## Problem to solve
Working from the entries below, count every line that includes the word "acidic". Return the figure alone.

(Stored records)

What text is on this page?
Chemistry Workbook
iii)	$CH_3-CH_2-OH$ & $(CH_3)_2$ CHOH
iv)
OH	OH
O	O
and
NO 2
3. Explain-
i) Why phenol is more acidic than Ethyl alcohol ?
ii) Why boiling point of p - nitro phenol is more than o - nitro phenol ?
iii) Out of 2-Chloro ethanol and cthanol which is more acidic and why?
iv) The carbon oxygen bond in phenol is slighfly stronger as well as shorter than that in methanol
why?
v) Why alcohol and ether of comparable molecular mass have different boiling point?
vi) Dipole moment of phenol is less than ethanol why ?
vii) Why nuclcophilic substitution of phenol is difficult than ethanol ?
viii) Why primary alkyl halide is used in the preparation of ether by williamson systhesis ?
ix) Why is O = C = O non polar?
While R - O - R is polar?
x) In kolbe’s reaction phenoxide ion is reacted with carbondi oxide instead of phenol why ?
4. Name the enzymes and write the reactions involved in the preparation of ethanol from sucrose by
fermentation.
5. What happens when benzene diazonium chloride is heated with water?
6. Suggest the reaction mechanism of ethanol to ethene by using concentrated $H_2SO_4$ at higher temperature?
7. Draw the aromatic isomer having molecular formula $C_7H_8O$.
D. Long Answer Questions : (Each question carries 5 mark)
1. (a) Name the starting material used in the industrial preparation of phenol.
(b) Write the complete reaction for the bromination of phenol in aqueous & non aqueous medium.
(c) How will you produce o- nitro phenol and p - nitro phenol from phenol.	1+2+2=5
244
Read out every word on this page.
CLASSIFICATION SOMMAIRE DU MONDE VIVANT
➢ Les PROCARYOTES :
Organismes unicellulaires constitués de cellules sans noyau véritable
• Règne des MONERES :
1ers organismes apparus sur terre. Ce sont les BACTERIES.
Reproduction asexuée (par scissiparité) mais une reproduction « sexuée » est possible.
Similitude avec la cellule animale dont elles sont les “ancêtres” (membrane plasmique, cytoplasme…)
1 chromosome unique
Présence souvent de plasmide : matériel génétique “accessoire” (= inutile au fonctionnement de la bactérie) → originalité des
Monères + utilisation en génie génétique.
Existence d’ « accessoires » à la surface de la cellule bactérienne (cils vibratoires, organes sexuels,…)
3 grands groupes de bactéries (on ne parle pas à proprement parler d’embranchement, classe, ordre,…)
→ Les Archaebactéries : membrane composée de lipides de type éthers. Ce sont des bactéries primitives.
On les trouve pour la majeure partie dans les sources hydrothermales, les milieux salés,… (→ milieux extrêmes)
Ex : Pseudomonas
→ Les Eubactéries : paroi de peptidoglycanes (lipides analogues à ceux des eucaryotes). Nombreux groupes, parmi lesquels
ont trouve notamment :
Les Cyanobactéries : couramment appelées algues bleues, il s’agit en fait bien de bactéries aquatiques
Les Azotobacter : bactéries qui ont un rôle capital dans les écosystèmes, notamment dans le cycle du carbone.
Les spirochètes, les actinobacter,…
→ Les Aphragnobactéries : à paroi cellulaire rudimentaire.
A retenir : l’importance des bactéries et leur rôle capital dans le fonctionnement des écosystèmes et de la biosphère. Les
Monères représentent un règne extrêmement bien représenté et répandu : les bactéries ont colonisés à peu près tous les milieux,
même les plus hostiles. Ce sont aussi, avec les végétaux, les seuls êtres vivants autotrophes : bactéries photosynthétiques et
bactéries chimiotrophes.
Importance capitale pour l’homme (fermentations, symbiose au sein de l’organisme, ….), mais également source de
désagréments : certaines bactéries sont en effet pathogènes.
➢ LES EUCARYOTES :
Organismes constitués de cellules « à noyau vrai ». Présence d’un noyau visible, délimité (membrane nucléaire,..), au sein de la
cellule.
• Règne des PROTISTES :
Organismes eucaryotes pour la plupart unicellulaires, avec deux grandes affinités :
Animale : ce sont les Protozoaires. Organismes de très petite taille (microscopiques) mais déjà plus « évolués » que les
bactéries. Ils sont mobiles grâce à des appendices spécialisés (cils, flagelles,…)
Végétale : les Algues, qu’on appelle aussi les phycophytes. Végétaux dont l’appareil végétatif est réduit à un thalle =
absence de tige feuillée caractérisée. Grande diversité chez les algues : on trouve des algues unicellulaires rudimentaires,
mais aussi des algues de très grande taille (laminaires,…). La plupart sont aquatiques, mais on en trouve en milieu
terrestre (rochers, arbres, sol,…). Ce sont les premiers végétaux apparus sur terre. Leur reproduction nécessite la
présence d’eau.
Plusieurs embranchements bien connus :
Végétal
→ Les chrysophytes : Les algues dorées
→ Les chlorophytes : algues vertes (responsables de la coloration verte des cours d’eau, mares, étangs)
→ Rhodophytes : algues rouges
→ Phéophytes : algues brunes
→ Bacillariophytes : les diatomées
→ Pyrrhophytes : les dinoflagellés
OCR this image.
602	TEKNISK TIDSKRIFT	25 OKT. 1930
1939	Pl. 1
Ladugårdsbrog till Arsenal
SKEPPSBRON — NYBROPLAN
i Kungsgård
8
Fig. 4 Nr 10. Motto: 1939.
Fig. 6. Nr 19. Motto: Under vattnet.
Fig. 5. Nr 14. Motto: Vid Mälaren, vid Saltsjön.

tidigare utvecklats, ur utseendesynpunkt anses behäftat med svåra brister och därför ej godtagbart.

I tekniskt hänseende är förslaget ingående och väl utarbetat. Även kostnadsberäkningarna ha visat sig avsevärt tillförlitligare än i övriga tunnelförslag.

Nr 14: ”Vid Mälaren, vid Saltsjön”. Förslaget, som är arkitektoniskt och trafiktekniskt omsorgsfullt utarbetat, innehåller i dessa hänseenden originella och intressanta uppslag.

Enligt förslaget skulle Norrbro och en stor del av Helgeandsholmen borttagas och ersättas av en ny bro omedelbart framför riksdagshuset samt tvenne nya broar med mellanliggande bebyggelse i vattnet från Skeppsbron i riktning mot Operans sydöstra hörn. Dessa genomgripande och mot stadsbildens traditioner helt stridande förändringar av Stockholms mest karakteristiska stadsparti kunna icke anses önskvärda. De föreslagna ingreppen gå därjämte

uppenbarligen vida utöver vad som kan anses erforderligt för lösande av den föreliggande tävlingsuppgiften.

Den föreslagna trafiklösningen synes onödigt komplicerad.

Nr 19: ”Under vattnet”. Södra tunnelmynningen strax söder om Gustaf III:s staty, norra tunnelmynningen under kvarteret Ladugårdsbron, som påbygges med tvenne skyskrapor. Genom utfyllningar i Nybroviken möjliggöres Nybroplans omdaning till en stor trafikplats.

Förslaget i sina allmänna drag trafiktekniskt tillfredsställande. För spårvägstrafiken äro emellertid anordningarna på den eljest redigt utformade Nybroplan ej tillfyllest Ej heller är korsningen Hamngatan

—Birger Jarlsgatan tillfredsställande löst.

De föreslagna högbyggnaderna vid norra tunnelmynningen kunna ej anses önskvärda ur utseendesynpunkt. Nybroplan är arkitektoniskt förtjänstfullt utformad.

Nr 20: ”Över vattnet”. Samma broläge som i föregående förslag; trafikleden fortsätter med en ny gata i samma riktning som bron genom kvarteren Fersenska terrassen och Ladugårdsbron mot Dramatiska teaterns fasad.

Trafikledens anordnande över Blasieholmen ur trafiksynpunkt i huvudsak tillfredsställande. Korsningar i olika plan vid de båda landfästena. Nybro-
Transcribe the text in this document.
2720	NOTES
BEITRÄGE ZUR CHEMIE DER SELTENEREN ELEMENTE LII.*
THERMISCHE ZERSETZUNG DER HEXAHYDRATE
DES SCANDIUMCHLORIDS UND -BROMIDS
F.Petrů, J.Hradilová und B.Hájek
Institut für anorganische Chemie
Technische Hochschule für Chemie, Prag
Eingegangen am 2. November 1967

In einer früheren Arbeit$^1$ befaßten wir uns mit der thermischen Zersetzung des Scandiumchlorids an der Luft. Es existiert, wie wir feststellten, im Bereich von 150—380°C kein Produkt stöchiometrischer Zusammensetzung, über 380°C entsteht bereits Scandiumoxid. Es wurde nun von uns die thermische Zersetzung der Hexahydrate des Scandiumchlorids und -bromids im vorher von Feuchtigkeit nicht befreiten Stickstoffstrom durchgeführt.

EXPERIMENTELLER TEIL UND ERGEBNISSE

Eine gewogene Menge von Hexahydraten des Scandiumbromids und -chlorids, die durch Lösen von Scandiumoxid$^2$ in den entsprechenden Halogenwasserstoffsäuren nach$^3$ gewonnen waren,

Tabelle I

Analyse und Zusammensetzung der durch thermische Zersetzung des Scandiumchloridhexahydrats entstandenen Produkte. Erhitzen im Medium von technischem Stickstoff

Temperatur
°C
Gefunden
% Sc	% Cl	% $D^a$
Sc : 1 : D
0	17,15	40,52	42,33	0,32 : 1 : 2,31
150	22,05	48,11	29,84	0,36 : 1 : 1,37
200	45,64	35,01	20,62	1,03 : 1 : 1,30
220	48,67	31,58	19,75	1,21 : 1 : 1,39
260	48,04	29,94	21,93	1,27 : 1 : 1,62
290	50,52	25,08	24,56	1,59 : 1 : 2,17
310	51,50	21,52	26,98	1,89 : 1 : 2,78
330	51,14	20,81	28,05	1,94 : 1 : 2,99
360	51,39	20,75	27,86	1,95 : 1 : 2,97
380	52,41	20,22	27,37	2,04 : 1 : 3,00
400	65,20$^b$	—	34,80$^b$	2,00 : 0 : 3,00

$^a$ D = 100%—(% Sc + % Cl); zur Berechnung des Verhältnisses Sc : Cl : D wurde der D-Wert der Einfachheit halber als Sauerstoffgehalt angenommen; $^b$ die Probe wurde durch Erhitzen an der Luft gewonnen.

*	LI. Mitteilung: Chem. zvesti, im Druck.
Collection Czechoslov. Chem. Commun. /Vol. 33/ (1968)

## Response to this task
2